_REQUEST_
Go through the records underneath and count the lines that include the string "napplications". Give nothing but the number.

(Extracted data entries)
******************************
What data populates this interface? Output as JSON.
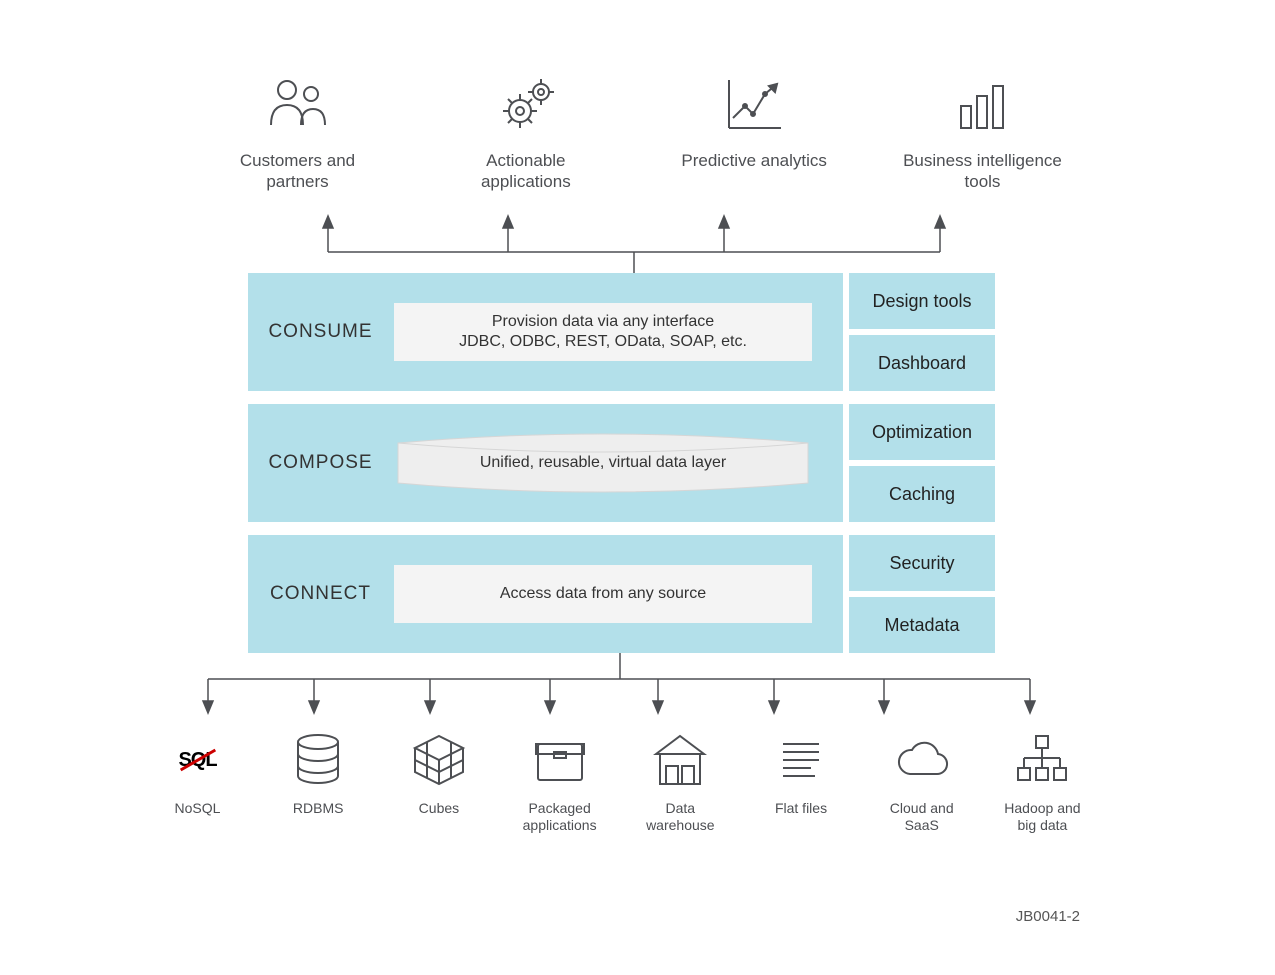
{
  "consumers": [
    {
      "label": "Customers and\npartners",
      "icon": "people-icon"
    },
    {
      "label": "Actionable\napplications",
      "icon": "gear-icon"
    },
    {
      "label": "Predictive analytics",
      "icon": "chart-icon"
    },
    {
      "label": "Business intelligence\ntools",
      "icon": "bi-icon"
    }
  ],
  "rows": [
    {
      "label": "CONSUME",
      "body_line1": "Provision data via any interface",
      "body_line2": "JDBC, ODBC, REST, OData, SOAP, etc.",
      "style": "box",
      "side": [
        "Design tools",
        "Dashboard"
      ]
    },
    {
      "label": "COMPOSE",
      "body_line1": "Unified, reusable, virtual data layer",
      "body_line2": "",
      "style": "disc",
      "side": [
        "Optimization",
        "Caching"
      ]
    },
    {
      "label": "CONNECT",
      "body_line1": "Access data from any source",
      "body_line2": "",
      "style": "box",
      "side": [
        "Security",
        "Metadata"
      ]
    }
  ],
  "sources": [
    {
      "label": "NoSQL",
      "icon": "nosql-icon"
    },
    {
      "label": "RDBMS",
      "icon": "db-icon"
    },
    {
      "label": "Cubes",
      "icon": "cube-icon"
    },
    {
      "label": "Packaged\napplications",
      "icon": "packaged-icon"
    },
    {
      "label": "Data\nwarehouse",
      "icon": "warehouse-icon"
    },
    {
      "label": "Flat files",
      "icon": "files-icon"
    },
    {
      "label": "Cloud and\nSaaS",
      "icon": "cloud-icon"
    },
    {
      "label": "Hadoop and\nbig data",
      "icon": "hadoop-icon"
    }
  ],
  "footer_id": "JB0041-2",
  "colors": {
    "panel": "#b3e0ea",
    "box": "#f4f4f4",
    "text": "#4d4f53",
    "accent": "#cc0000"
  }
}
******************************
_THE RESPONSE_
2